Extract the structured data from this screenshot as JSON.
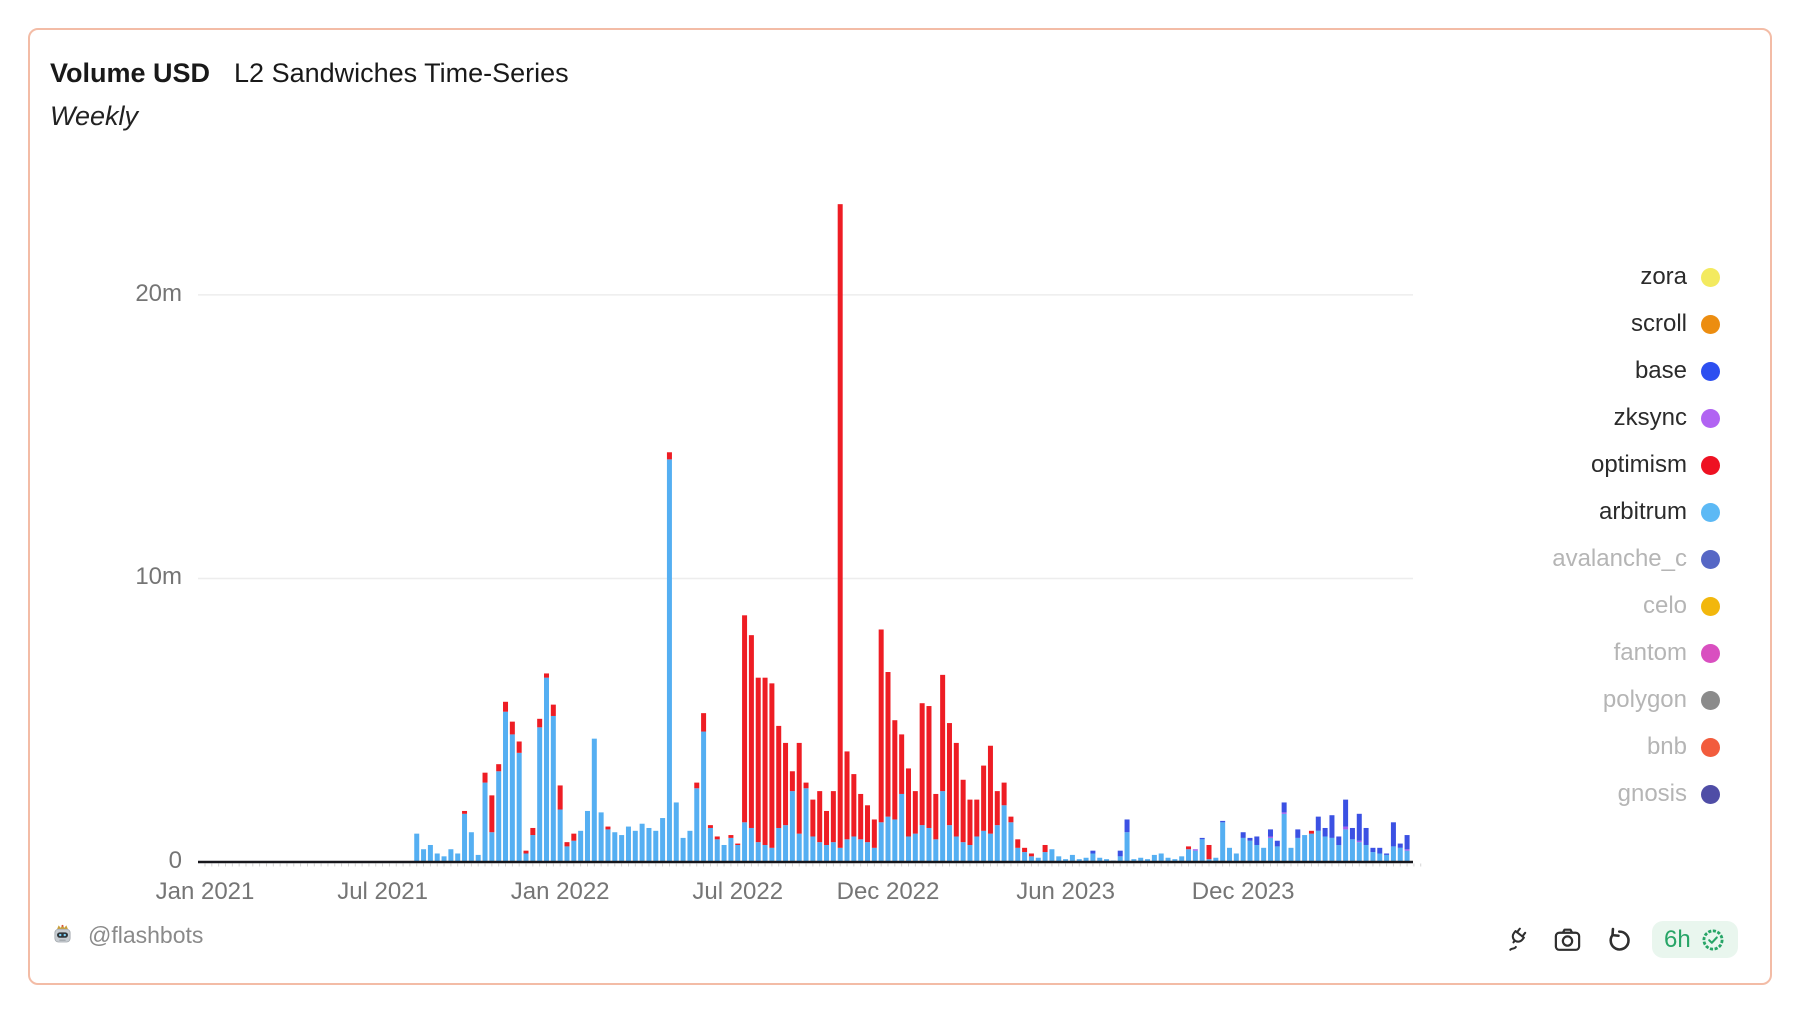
{
  "header": {
    "title_bold": "Volume USD",
    "title": "L2 Sandwiches Time-Series",
    "subtitle": "Weekly"
  },
  "legend": {
    "items": [
      {
        "label": "zora",
        "color": "#f3ea5f",
        "muted": false
      },
      {
        "label": "scroll",
        "color": "#ec8d10",
        "muted": false
      },
      {
        "label": "base",
        "color": "#2d4ff0",
        "muted": false
      },
      {
        "label": "zksync",
        "color": "#b163f2",
        "muted": false
      },
      {
        "label": "optimism",
        "color": "#ee1122",
        "muted": false
      },
      {
        "label": "arbitrum",
        "color": "#5cb9f5",
        "muted": false
      },
      {
        "label": "avalanche_c",
        "color": "#5667c5",
        "muted": true
      },
      {
        "label": "celo",
        "color": "#f2b70c",
        "muted": true
      },
      {
        "label": "fantom",
        "color": "#d94fc0",
        "muted": true
      },
      {
        "label": "polygon",
        "color": "#8b8b8b",
        "muted": true
      },
      {
        "label": "bnb",
        "color": "#f25c3d",
        "muted": true
      },
      {
        "label": "gnosis",
        "color": "#4f4da6",
        "muted": true
      }
    ]
  },
  "footer": {
    "author": "@flashbots",
    "refresh_badge": "6h"
  },
  "chart_data": {
    "type": "bar",
    "stacked": true,
    "title": "Volume USD — L2 Sandwiches Time-Series",
    "subtitle": "Weekly",
    "unit": "USD (millions)",
    "grid": true,
    "legend_position": "right",
    "ylim": [
      0,
      24
    ],
    "y_ticks": [
      {
        "value": 0,
        "label": "0"
      },
      {
        "value": 10,
        "label": "10m"
      },
      {
        "value": 20,
        "label": "20m"
      }
    ],
    "x_ticks": [
      {
        "label": "Jan 2021",
        "date": "2021-01-04"
      },
      {
        "label": "Jul 2021",
        "date": "2021-07-05"
      },
      {
        "label": "Jan 2022",
        "date": "2022-01-03"
      },
      {
        "label": "Jul 2022",
        "date": "2022-07-04"
      },
      {
        "label": "Dec 2022",
        "date": "2022-12-05"
      },
      {
        "label": "Jun 2023",
        "date": "2023-06-05"
      },
      {
        "label": "Dec 2023",
        "date": "2023-12-04"
      }
    ],
    "stack_order": [
      "arbitrum",
      "optimism",
      "zksync",
      "base"
    ],
    "series_colors": {
      "arbitrum": "#55aff2",
      "optimism": "#ee1d24",
      "zksync": "#a55ef0",
      "base": "#3b51e3"
    },
    "columns": [
      "week",
      "arbitrum",
      "optimism",
      "zksync",
      "base"
    ],
    "rows": [
      [
        "2021-08-09",
        1.0,
        0,
        0,
        0
      ],
      [
        "2021-08-16",
        0.45,
        0,
        0,
        0
      ],
      [
        "2021-08-23",
        0.6,
        0,
        0,
        0
      ],
      [
        "2021-08-30",
        0.3,
        0,
        0,
        0
      ],
      [
        "2021-09-06",
        0.2,
        0,
        0,
        0
      ],
      [
        "2021-09-13",
        0.45,
        0,
        0,
        0
      ],
      [
        "2021-09-20",
        0.3,
        0,
        0,
        0
      ],
      [
        "2021-09-27",
        1.7,
        0.1,
        0,
        0
      ],
      [
        "2021-10-04",
        1.05,
        0,
        0,
        0
      ],
      [
        "2021-10-11",
        0.25,
        0,
        0,
        0
      ],
      [
        "2021-10-18",
        2.8,
        0.35,
        0,
        0
      ],
      [
        "2021-10-25",
        1.05,
        1.3,
        0,
        0
      ],
      [
        "2021-11-01",
        3.2,
        0.25,
        0,
        0
      ],
      [
        "2021-11-08",
        5.3,
        0.35,
        0,
        0
      ],
      [
        "2021-11-15",
        4.5,
        0.45,
        0,
        0
      ],
      [
        "2021-11-22",
        3.85,
        0.4,
        0,
        0
      ],
      [
        "2021-11-29",
        0.3,
        0.1,
        0,
        0
      ],
      [
        "2021-12-06",
        0.95,
        0.25,
        0,
        0
      ],
      [
        "2021-12-13",
        4.75,
        0.3,
        0,
        0
      ],
      [
        "2021-12-20",
        6.5,
        0.15,
        0,
        0
      ],
      [
        "2021-12-27",
        5.15,
        0.4,
        0,
        0
      ],
      [
        "2022-01-03",
        1.85,
        0.85,
        0,
        0
      ],
      [
        "2022-01-10",
        0.55,
        0.15,
        0,
        0
      ],
      [
        "2022-01-17",
        0.75,
        0.25,
        0,
        0
      ],
      [
        "2022-01-24",
        1.1,
        0,
        0,
        0
      ],
      [
        "2022-01-31",
        1.8,
        0,
        0,
        0
      ],
      [
        "2022-02-07",
        4.35,
        0,
        0,
        0
      ],
      [
        "2022-02-14",
        1.75,
        0,
        0,
        0
      ],
      [
        "2022-02-21",
        1.15,
        0.1,
        0,
        0
      ],
      [
        "2022-02-28",
        1.05,
        0,
        0,
        0
      ],
      [
        "2022-03-07",
        0.95,
        0,
        0,
        0
      ],
      [
        "2022-03-14",
        1.25,
        0,
        0,
        0
      ],
      [
        "2022-03-21",
        1.1,
        0,
        0,
        0
      ],
      [
        "2022-03-28",
        1.35,
        0,
        0,
        0
      ],
      [
        "2022-04-04",
        1.2,
        0,
        0,
        0
      ],
      [
        "2022-04-11",
        1.1,
        0,
        0,
        0
      ],
      [
        "2022-04-18",
        1.55,
        0,
        0,
        0
      ],
      [
        "2022-04-25",
        14.2,
        0.25,
        0,
        0
      ],
      [
        "2022-05-02",
        2.1,
        0,
        0,
        0
      ],
      [
        "2022-05-09",
        0.85,
        0,
        0,
        0
      ],
      [
        "2022-05-16",
        1.1,
        0,
        0,
        0
      ],
      [
        "2022-05-23",
        2.6,
        0.2,
        0,
        0
      ],
      [
        "2022-05-30",
        4.6,
        0.65,
        0,
        0
      ],
      [
        "2022-06-06",
        1.2,
        0.1,
        0,
        0
      ],
      [
        "2022-06-13",
        0.8,
        0.1,
        0,
        0
      ],
      [
        "2022-06-20",
        0.6,
        0,
        0,
        0
      ],
      [
        "2022-06-27",
        0.85,
        0.1,
        0,
        0
      ],
      [
        "2022-07-04",
        0.6,
        0.05,
        0,
        0
      ],
      [
        "2022-07-11",
        1.4,
        7.3,
        0,
        0
      ],
      [
        "2022-07-18",
        1.2,
        6.8,
        0,
        0
      ],
      [
        "2022-07-25",
        0.7,
        5.8,
        0,
        0
      ],
      [
        "2022-08-01",
        0.6,
        5.9,
        0,
        0
      ],
      [
        "2022-08-08",
        0.5,
        5.8,
        0,
        0
      ],
      [
        "2022-08-15",
        1.2,
        3.6,
        0,
        0
      ],
      [
        "2022-08-22",
        1.3,
        2.9,
        0,
        0
      ],
      [
        "2022-08-29",
        2.5,
        0.7,
        0,
        0
      ],
      [
        "2022-09-05",
        1.0,
        3.2,
        0,
        0
      ],
      [
        "2022-09-12",
        2.6,
        0.2,
        0,
        0
      ],
      [
        "2022-09-19",
        0.9,
        1.3,
        0,
        0
      ],
      [
        "2022-09-26",
        0.7,
        1.8,
        0,
        0
      ],
      [
        "2022-10-03",
        0.6,
        1.2,
        0,
        0
      ],
      [
        "2022-10-10",
        0.7,
        1.8,
        0,
        0
      ],
      [
        "2022-10-17",
        0.5,
        22.7,
        0,
        0
      ],
      [
        "2022-10-24",
        0.8,
        3.1,
        0,
        0
      ],
      [
        "2022-10-31",
        0.9,
        2.2,
        0,
        0
      ],
      [
        "2022-11-07",
        0.8,
        1.6,
        0,
        0
      ],
      [
        "2022-11-14",
        0.7,
        1.3,
        0,
        0
      ],
      [
        "2022-11-21",
        0.5,
        1.0,
        0,
        0
      ],
      [
        "2022-11-28",
        1.4,
        6.8,
        0,
        0
      ],
      [
        "2022-12-05",
        1.6,
        5.1,
        0,
        0
      ],
      [
        "2022-12-12",
        1.5,
        3.5,
        0,
        0
      ],
      [
        "2022-12-19",
        2.4,
        2.1,
        0,
        0
      ],
      [
        "2022-12-26",
        0.9,
        2.4,
        0,
        0
      ],
      [
        "2023-01-02",
        1.0,
        1.5,
        0,
        0
      ],
      [
        "2023-01-09",
        1.3,
        4.3,
        0,
        0
      ],
      [
        "2023-01-16",
        1.2,
        4.3,
        0,
        0
      ],
      [
        "2023-01-23",
        0.8,
        1.6,
        0,
        0
      ],
      [
        "2023-01-30",
        2.5,
        4.1,
        0,
        0
      ],
      [
        "2023-02-06",
        1.3,
        3.6,
        0,
        0
      ],
      [
        "2023-02-13",
        0.9,
        3.3,
        0,
        0
      ],
      [
        "2023-02-20",
        0.7,
        2.2,
        0,
        0
      ],
      [
        "2023-02-27",
        0.6,
        1.6,
        0,
        0
      ],
      [
        "2023-03-06",
        0.9,
        1.3,
        0,
        0
      ],
      [
        "2023-03-13",
        1.1,
        2.3,
        0,
        0
      ],
      [
        "2023-03-20",
        1.0,
        3.1,
        0,
        0
      ],
      [
        "2023-03-27",
        1.3,
        1.2,
        0,
        0
      ],
      [
        "2023-04-03",
        2.0,
        0.8,
        0,
        0
      ],
      [
        "2023-04-10",
        1.4,
        0.2,
        0,
        0
      ],
      [
        "2023-04-17",
        0.5,
        0.3,
        0,
        0
      ],
      [
        "2023-04-24",
        0.35,
        0.15,
        0,
        0
      ],
      [
        "2023-05-01",
        0.2,
        0.1,
        0,
        0
      ],
      [
        "2023-05-08",
        0.15,
        0,
        0,
        0
      ],
      [
        "2023-05-15",
        0.35,
        0.25,
        0,
        0
      ],
      [
        "2023-05-22",
        0.45,
        0,
        0,
        0
      ],
      [
        "2023-05-29",
        0.2,
        0,
        0,
        0
      ],
      [
        "2023-06-05",
        0.1,
        0,
        0,
        0
      ],
      [
        "2023-06-12",
        0.25,
        0,
        0,
        0
      ],
      [
        "2023-06-19",
        0.1,
        0,
        0,
        0
      ],
      [
        "2023-06-26",
        0.15,
        0,
        0,
        0
      ],
      [
        "2023-07-03",
        0.3,
        0,
        0,
        0.1
      ],
      [
        "2023-07-10",
        0.15,
        0,
        0,
        0
      ],
      [
        "2023-07-17",
        0.1,
        0,
        0,
        0
      ],
      [
        "2023-07-24",
        0.05,
        0,
        0,
        0
      ],
      [
        "2023-07-31",
        0.2,
        0,
        0,
        0.2
      ],
      [
        "2023-08-07",
        1.05,
        0,
        0,
        0.45
      ],
      [
        "2023-08-14",
        0.1,
        0,
        0,
        0
      ],
      [
        "2023-08-21",
        0.15,
        0,
        0,
        0
      ],
      [
        "2023-08-28",
        0.1,
        0,
        0,
        0
      ],
      [
        "2023-09-04",
        0.25,
        0,
        0,
        0
      ],
      [
        "2023-09-11",
        0.3,
        0,
        0,
        0
      ],
      [
        "2023-09-18",
        0.15,
        0,
        0,
        0
      ],
      [
        "2023-09-25",
        0.1,
        0,
        0,
        0
      ],
      [
        "2023-10-02",
        0.2,
        0,
        0,
        0
      ],
      [
        "2023-10-09",
        0.45,
        0.1,
        0,
        0
      ],
      [
        "2023-10-16",
        0.4,
        0,
        0.05,
        0
      ],
      [
        "2023-10-23",
        0.8,
        0,
        0,
        0.05
      ],
      [
        "2023-10-30",
        0.1,
        0.5,
        0,
        0
      ],
      [
        "2023-11-06",
        0.15,
        0,
        0,
        0
      ],
      [
        "2023-11-13",
        1.4,
        0,
        0,
        0.05
      ],
      [
        "2023-11-20",
        0.5,
        0,
        0,
        0
      ],
      [
        "2023-11-27",
        0.3,
        0,
        0,
        0
      ],
      [
        "2023-12-04",
        0.85,
        0,
        0,
        0.2
      ],
      [
        "2023-12-11",
        0.75,
        0,
        0,
        0.1
      ],
      [
        "2023-12-18",
        0.6,
        0,
        0,
        0.3
      ],
      [
        "2023-12-25",
        0.5,
        0,
        0,
        0
      ],
      [
        "2024-01-01",
        0.85,
        0,
        0.05,
        0.25
      ],
      [
        "2024-01-08",
        0.55,
        0,
        0,
        0.2
      ],
      [
        "2024-01-15",
        1.7,
        0,
        0.05,
        0.35
      ],
      [
        "2024-01-22",
        0.5,
        0,
        0,
        0
      ],
      [
        "2024-01-29",
        0.85,
        0,
        0,
        0.3
      ],
      [
        "2024-02-05",
        0.95,
        0,
        0,
        0
      ],
      [
        "2024-02-12",
        1.0,
        0.1,
        0,
        0
      ],
      [
        "2024-02-19",
        1.1,
        0,
        0,
        0.5
      ],
      [
        "2024-02-26",
        0.9,
        0,
        0,
        0.3
      ],
      [
        "2024-03-04",
        0.85,
        0,
        0,
        0.8
      ],
      [
        "2024-03-11",
        0.6,
        0,
        0,
        0.3
      ],
      [
        "2024-03-18",
        1.15,
        0,
        0.1,
        0.95
      ],
      [
        "2024-03-25",
        0.8,
        0,
        0,
        0.4
      ],
      [
        "2024-04-01",
        0.7,
        0,
        0.05,
        0.95
      ],
      [
        "2024-04-08",
        0.6,
        0,
        0,
        0.6
      ],
      [
        "2024-04-15",
        0.35,
        0,
        0,
        0.15
      ],
      [
        "2024-04-22",
        0.3,
        0,
        0,
        0.2
      ],
      [
        "2024-04-29",
        0.25,
        0,
        0,
        0.05
      ],
      [
        "2024-05-06",
        0.55,
        0,
        0,
        0.85
      ],
      [
        "2024-05-13",
        0.5,
        0,
        0,
        0.15
      ],
      [
        "2024-05-20",
        0.4,
        0,
        0.05,
        0.5
      ]
    ]
  }
}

**EXERCISE OBJECTIVE**
Search the data above for the string "Sandwiches" and return every line that has it.

**COMPLETED EXERCISE**
    "title": "L2 Sandwiches Time-Series",
    "title": "Volume USD — L2 Sandwiches Time-Series",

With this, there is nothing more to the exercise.